GIVEN PROBLEM: All of the records below need to be copied exactly.

MATERIAL PROVIDED:

● ● ● ● ●

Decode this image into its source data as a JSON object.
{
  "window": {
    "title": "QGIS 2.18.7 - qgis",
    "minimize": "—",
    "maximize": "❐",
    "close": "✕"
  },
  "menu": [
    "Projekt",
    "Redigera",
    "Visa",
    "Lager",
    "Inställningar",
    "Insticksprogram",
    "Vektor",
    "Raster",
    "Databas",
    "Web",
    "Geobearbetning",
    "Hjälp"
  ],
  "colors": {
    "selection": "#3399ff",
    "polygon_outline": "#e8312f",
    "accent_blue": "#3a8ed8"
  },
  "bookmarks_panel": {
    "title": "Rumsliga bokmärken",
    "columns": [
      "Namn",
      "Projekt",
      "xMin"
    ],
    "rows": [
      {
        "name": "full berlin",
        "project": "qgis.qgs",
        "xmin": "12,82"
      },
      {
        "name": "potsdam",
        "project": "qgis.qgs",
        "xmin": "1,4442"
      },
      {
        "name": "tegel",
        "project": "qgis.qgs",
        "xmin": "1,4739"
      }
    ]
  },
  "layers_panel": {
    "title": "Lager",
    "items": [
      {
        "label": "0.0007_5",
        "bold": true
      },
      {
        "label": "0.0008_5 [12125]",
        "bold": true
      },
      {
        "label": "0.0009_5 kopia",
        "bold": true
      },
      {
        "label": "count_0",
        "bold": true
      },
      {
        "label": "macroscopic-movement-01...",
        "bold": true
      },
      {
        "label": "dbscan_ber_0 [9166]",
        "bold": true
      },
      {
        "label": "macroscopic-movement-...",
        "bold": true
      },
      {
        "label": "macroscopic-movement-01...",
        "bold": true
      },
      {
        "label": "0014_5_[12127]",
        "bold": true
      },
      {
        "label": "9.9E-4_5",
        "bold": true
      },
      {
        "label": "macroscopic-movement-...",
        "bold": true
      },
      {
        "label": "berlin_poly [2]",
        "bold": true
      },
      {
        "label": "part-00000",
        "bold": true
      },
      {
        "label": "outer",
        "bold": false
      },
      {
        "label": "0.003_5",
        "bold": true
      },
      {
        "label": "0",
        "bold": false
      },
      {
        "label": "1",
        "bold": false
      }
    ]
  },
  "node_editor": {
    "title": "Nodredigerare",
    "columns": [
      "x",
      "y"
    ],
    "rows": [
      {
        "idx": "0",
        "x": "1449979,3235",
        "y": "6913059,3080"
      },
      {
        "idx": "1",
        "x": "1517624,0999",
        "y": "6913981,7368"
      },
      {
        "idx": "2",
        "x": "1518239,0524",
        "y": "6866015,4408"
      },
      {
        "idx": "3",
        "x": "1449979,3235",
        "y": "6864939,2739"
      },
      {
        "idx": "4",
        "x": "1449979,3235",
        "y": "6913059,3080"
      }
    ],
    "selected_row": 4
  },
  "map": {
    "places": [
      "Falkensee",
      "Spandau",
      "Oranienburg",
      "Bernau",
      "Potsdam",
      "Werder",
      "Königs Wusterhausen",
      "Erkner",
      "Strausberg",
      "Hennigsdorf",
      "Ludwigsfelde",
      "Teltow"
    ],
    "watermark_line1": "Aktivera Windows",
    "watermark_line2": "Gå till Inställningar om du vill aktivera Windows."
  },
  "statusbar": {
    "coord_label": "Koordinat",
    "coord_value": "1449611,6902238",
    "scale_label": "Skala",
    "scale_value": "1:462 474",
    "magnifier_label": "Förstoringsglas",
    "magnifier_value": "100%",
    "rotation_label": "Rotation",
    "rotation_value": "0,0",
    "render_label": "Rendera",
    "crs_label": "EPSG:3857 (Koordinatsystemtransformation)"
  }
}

● ● ● ● ●

EXPECTED OUTPUT:
Decode this image into its source data as a JSON object.
{
  "window": {
    "title": "QGIS 2.18.7 - qgis",
    "minimize": "—",
    "maximize": "❐",
    "close": "✕"
  },
  "menu": [
    "Projekt",
    "Redigera",
    "Visa",
    "Lager",
    "Inställningar",
    "Insticksprogram",
    "Vektor",
    "Raster",
    "Databas",
    "Web",
    "Geobearbetning",
    "Hjälp"
  ],
  "colors": {
    "selection": "#3399ff",
    "polygon_outline": "#e8312f",
    "accent_blue": "#3a8ed8"
  },
  "bookmarks_panel": {
    "title": "Rumsliga bokmärken",
    "columns": [
      "Namn",
      "Projekt",
      "xMin"
    ],
    "rows": [
      {
        "name": "full berlin",
        "project": "qgis.qgs",
        "xmin": "12,82"
      },
      {
        "name": "potsdam",
        "project": "qgis.qgs",
        "xmin": "1,4442"
      },
      {
        "name": "tegel",
        "project": "qgis.qgs",
        "xmin": "1,4739"
      }
    ]
  },
  "layers_panel": {
    "title": "Lager",
    "items": [
      {
        "label": "0.0007_5",
        "bold": true
      },
      {
        "label": "0.0008_5 [12125]",
        "bold": true
      },
      {
        "label": "0.0009_5 kopia",
        "bold": true
      },
      {
        "label": "count_0",
        "bold": true
      },
      {
        "label": "macroscopic-movement-01...",
        "bold": true
      },
      {
        "label": "dbscan_ber_0 [9166]",
        "bold": true
      },
      {
        "label": "macroscopic-movement-...",
        "bold": true
      },
      {
        "label": "macroscopic-movement-01...",
        "bold": true
      },
      {
        "label": "0014_5_[12127]",
        "bold": true
      },
      {
        "label": "9.9E-4_5",
        "bold": true
      },
      {
        "label": "macroscopic-movement-...",
        "bold": true
      },
      {
        "label": "berlin_poly [2]",
        "bold": true
      },
      {
        "label": "part-00000",
        "bold": true
      },
      {
        "label": "outer",
        "bold": false
      },
      {
        "label": "0.003_5",
        "bold": true
      },
      {
        "label": "0",
        "bold": false
      },
      {
        "label": "1",
        "bold": false
      }
    ]
  },
  "node_editor": {
    "title": "Nodredigerare",
    "columns": [
      "x",
      "y"
    ],
    "rows": [
      {
        "idx": "0",
        "x": "1449979,3235",
        "y": "6913059,3080"
      },
      {
        "idx": "1",
        "x": "1517624,0999",
        "y": "6913981,7368"
      },
      {
        "idx": "2",
        "x": "1518239,0524",
        "y": "6866015,4408"
      },
      {
        "idx": "3",
        "x": "1449979,3235",
        "y": "6864939,2739"
      },
      {
        "idx": "4",
        "x": "1449979,3235",
        "y": "6913059,3080"
      }
    ],
    "selected_row": 4
  },
  "map": {
    "places": [
      "Falkensee",
      "Spandau",
      "Oranienburg",
      "Bernau",
      "Potsdam",
      "Werder",
      "Königs Wusterhausen",
      "Erkner",
      "Strausberg",
      "Hennigsdorf",
      "Ludwigsfelde",
      "Teltow"
    ],
    "watermark_line1": "Aktivera Windows",
    "watermark_line2": "Gå till Inställningar om du vill aktivera Windows."
  },
  "statusbar": {
    "coord_label": "Koordinat",
    "coord_value": "1449611,6902238",
    "scale_label": "Skala",
    "scale_value": "1:462 474",
    "magnifier_label": "Förstoringsglas",
    "magnifier_value": "100%",
    "rotation_label": "Rotation",
    "rotation_value": "0,0",
    "render_label": "Rendera",
    "crs_label": "EPSG:3857 (Koordinatsystemtransformation)"
  }
}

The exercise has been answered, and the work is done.